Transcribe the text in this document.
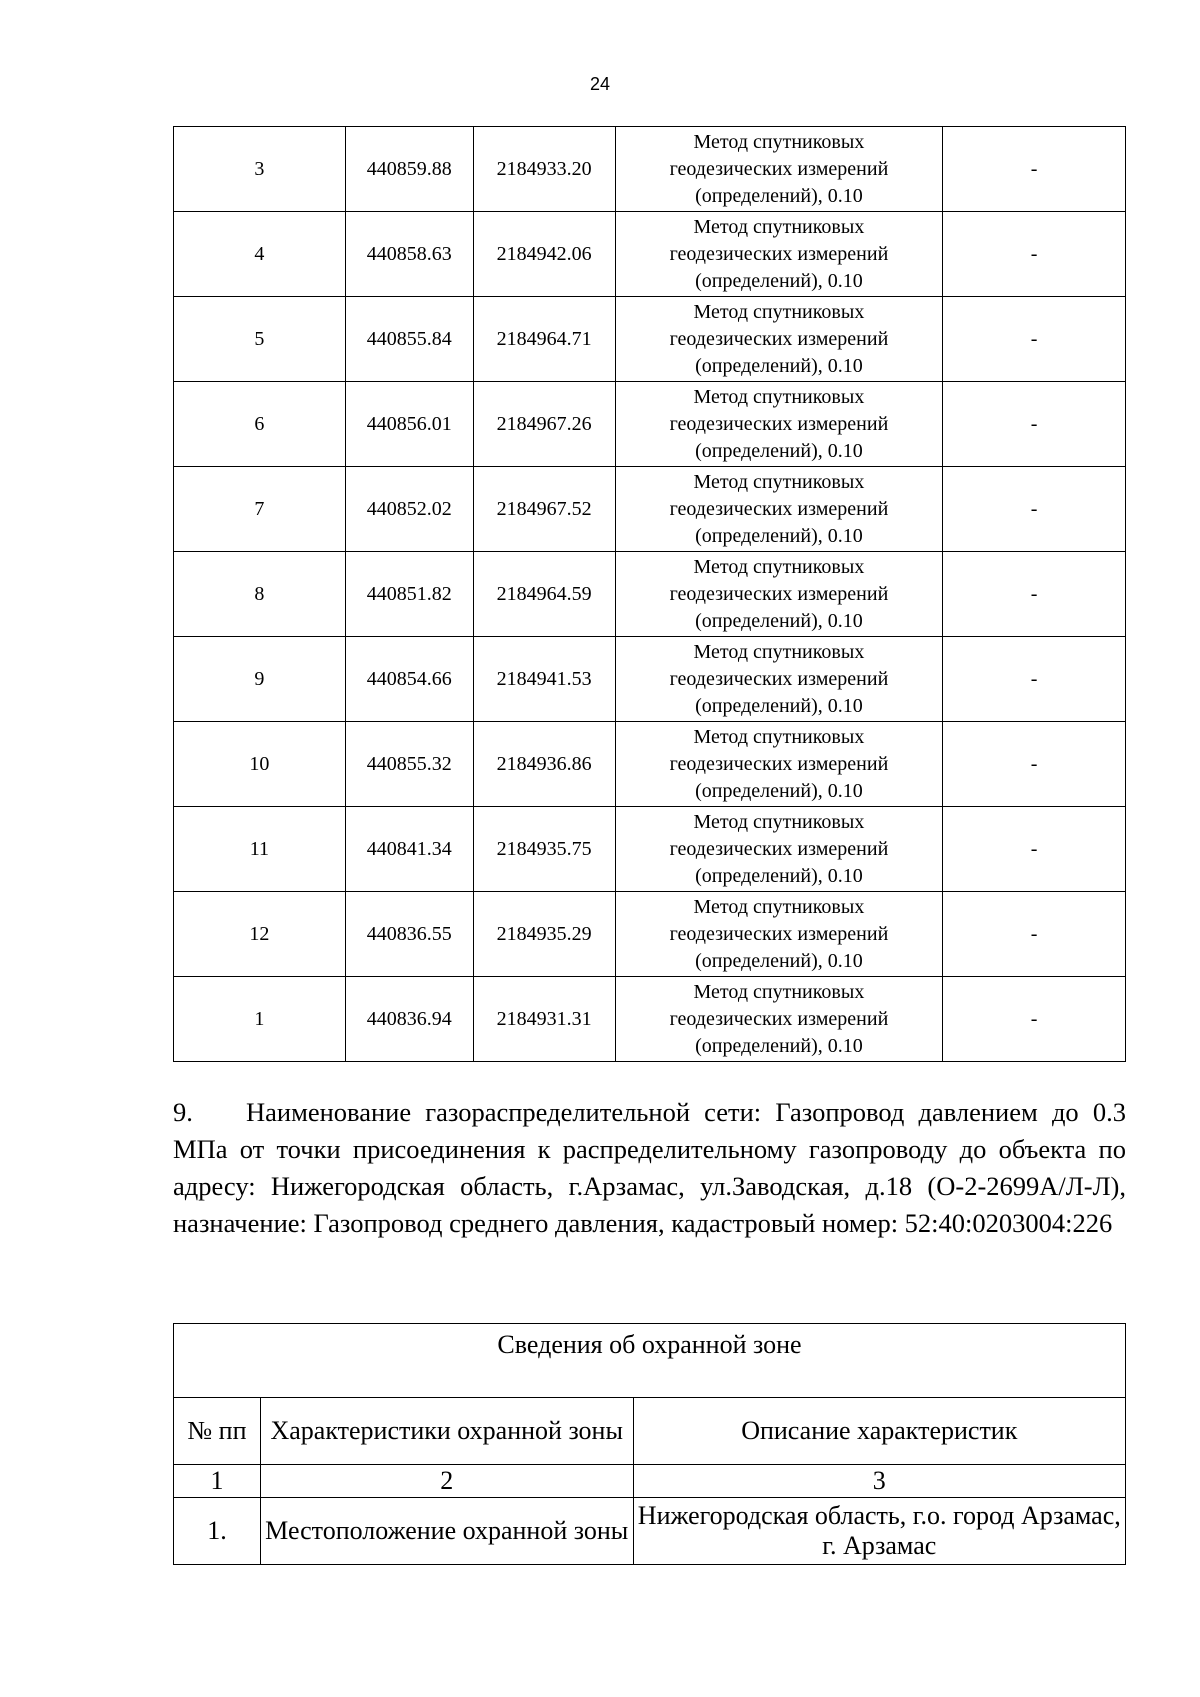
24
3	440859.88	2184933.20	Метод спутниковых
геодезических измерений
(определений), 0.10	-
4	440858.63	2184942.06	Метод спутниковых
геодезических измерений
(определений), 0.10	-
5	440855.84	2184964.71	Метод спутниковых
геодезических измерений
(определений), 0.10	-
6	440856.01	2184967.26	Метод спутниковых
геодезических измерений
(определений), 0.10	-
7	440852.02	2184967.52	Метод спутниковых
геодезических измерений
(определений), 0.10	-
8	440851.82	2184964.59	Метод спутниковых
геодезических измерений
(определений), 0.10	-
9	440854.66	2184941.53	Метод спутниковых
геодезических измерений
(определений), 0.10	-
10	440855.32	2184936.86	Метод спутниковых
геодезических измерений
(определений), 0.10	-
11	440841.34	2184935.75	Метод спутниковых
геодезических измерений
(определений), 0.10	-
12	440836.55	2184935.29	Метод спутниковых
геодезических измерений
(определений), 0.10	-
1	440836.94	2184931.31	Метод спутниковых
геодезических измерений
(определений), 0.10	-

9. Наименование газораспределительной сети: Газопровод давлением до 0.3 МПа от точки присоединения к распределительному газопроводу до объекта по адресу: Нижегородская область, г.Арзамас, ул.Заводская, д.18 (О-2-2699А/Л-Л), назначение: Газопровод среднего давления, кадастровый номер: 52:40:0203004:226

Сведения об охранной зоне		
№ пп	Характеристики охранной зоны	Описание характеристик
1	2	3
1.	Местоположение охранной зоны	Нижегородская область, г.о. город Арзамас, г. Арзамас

§ **Instructions to follow**: Leave out the pictures and transcribe the entries above exactly.

§ **Answer to this problem**:
Transcribe the text in this document.
24
3	440859.88	2184933.20	Метод спутниковых
геодезических измерений
(определений), 0.10	-
4	440858.63	2184942.06	Метод спутниковых
геодезических измерений
(определений), 0.10	-
5	440855.84	2184964.71	Метод спутниковых
геодезических измерений
(определений), 0.10	-
6	440856.01	2184967.26	Метод спутниковых
геодезических измерений
(определений), 0.10	-
7	440852.02	2184967.52	Метод спутниковых
геодезических измерений
(определений), 0.10	-
8	440851.82	2184964.59	Метод спутниковых
геодезических измерений
(определений), 0.10	-
9	440854.66	2184941.53	Метод спутниковых
геодезических измерений
(определений), 0.10	-
10	440855.32	2184936.86	Метод спутниковых
геодезических измерений
(определений), 0.10	-
11	440841.34	2184935.75	Метод спутниковых
геодезических измерений
(определений), 0.10	-
12	440836.55	2184935.29	Метод спутниковых
геодезических измерений
(определений), 0.10	-
1	440836.94	2184931.31	Метод спутниковых
геодезических измерений
(определений), 0.10	-

9. Наименование газораспределительной сети: Газопровод давлением до 0.3 МПа от точки присоединения к распределительному газопроводу до объекта по адресу: Нижегородская область, г.Арзамас, ул.Заводская, д.18 (О-2-2699А/Л-Л), назначение: Газопровод среднего давления, кадастровый номер: 52:40:0203004:226

Сведения об охранной зоне		
№ пп	Характеристики охранной зоны	Описание характеристик
1	2	3
1.	Местоположение охранной зоны	Нижегородская область, г.о. город Арзамас, г. Арзамас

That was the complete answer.